Collected data entries
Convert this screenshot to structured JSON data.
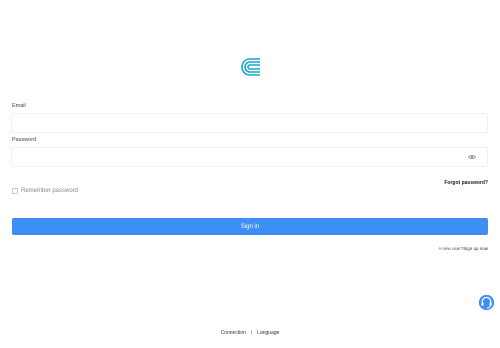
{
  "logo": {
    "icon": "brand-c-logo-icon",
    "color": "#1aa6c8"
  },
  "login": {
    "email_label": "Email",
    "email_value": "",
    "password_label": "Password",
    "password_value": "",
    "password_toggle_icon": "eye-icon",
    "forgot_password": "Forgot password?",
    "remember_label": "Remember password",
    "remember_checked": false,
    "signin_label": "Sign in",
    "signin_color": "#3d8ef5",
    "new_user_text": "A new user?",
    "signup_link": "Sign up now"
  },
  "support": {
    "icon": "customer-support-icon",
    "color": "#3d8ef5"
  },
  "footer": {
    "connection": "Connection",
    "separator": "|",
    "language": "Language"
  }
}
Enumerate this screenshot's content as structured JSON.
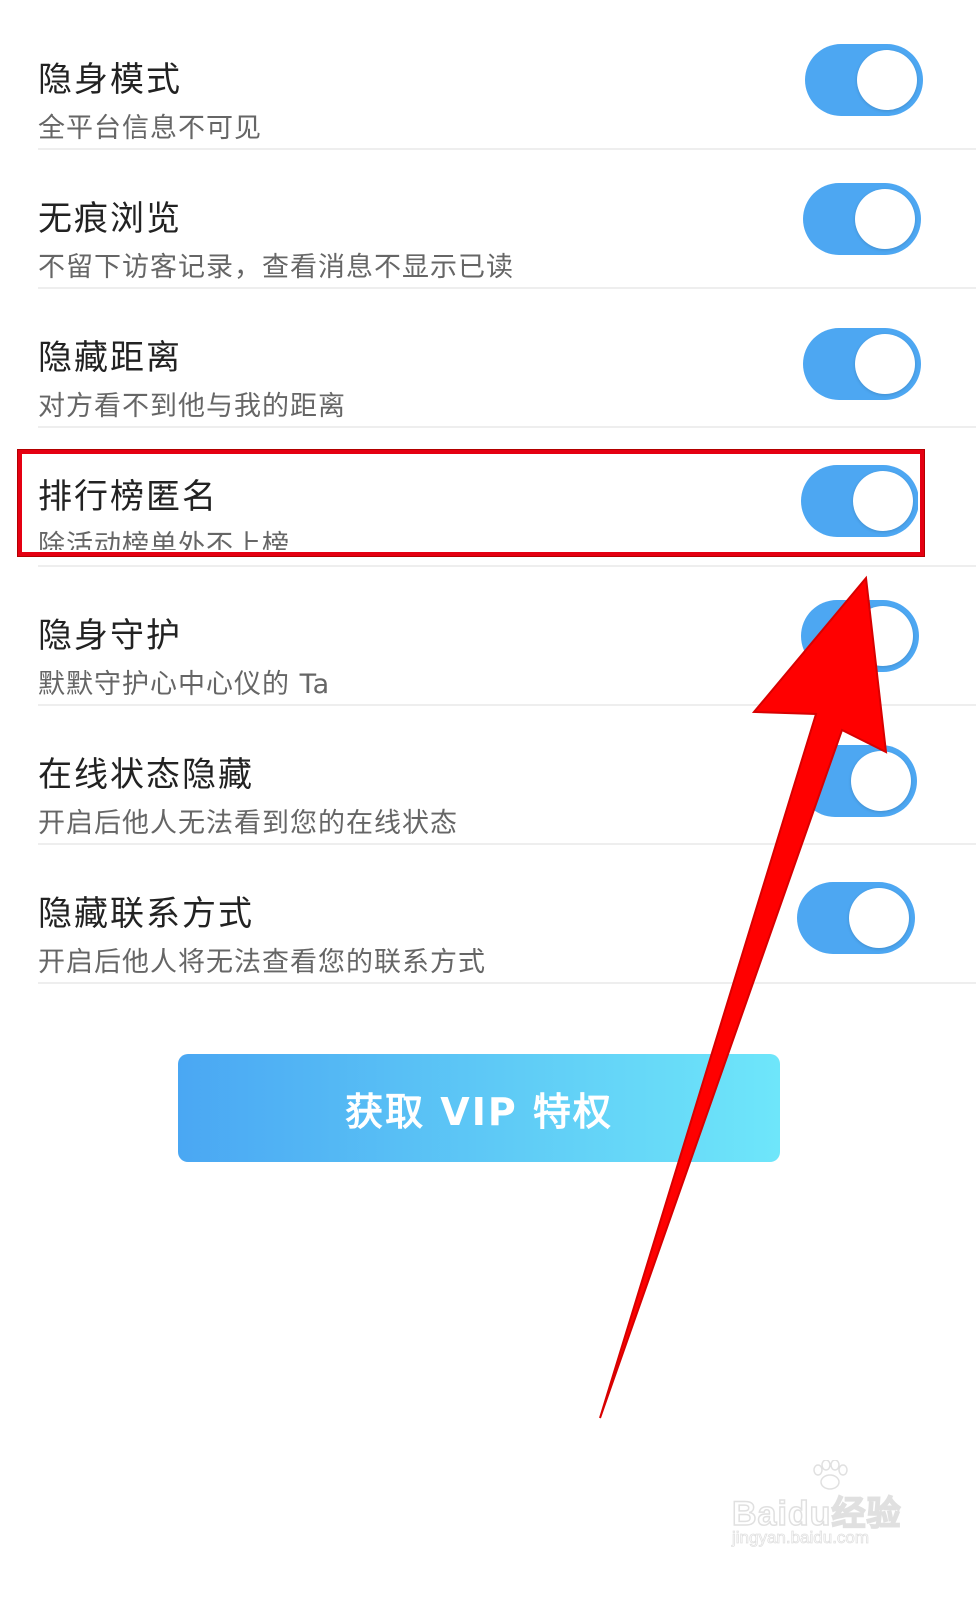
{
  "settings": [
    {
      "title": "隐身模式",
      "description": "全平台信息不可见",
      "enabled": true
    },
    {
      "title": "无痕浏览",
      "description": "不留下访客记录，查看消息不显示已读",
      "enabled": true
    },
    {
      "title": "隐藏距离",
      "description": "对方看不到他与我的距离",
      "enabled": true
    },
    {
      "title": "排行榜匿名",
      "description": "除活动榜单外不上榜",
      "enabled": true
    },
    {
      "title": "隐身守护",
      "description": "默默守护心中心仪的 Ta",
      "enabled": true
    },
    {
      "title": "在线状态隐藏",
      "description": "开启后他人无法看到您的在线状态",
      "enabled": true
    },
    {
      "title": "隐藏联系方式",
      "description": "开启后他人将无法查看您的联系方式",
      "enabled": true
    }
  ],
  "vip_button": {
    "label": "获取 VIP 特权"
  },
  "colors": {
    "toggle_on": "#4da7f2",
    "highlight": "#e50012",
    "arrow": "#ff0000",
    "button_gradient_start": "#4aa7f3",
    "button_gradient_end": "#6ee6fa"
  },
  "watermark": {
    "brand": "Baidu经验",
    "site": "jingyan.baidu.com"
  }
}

* * *

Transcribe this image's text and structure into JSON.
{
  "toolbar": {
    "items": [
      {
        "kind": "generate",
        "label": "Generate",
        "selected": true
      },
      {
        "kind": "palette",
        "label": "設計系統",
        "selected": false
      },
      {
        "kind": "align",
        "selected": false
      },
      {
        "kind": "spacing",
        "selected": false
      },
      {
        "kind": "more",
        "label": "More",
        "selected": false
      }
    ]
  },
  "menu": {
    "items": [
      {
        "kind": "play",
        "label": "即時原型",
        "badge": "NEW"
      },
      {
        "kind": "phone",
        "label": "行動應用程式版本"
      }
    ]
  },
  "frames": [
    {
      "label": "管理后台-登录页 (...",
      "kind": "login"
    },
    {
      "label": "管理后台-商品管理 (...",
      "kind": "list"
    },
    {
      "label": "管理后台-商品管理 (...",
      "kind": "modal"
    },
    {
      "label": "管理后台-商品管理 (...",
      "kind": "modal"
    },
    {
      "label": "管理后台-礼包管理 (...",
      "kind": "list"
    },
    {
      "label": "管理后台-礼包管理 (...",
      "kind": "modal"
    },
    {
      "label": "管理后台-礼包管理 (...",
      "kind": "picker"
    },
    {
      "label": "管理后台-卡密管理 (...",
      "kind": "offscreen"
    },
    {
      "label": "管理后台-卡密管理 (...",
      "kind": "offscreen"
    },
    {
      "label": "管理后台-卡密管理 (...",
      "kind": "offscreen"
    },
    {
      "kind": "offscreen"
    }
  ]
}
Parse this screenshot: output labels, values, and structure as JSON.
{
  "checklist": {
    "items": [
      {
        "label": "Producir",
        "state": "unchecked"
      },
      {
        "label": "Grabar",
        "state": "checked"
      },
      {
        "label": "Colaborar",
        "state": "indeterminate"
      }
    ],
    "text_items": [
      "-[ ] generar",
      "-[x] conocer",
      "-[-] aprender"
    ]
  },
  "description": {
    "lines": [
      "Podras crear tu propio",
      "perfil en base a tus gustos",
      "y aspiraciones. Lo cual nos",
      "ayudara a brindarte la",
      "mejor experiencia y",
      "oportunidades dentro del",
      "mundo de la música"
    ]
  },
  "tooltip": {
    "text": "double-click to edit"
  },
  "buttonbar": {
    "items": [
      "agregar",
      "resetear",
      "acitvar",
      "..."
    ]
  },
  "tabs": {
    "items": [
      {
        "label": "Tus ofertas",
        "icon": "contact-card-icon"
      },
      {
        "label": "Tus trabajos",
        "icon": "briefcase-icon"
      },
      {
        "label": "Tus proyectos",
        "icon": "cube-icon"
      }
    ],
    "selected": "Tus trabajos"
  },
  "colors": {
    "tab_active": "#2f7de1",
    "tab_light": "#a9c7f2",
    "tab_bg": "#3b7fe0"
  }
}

*Task to carry out*.
State how many lines of the material contain the string "JSON", with no other words.

*The reply*.
4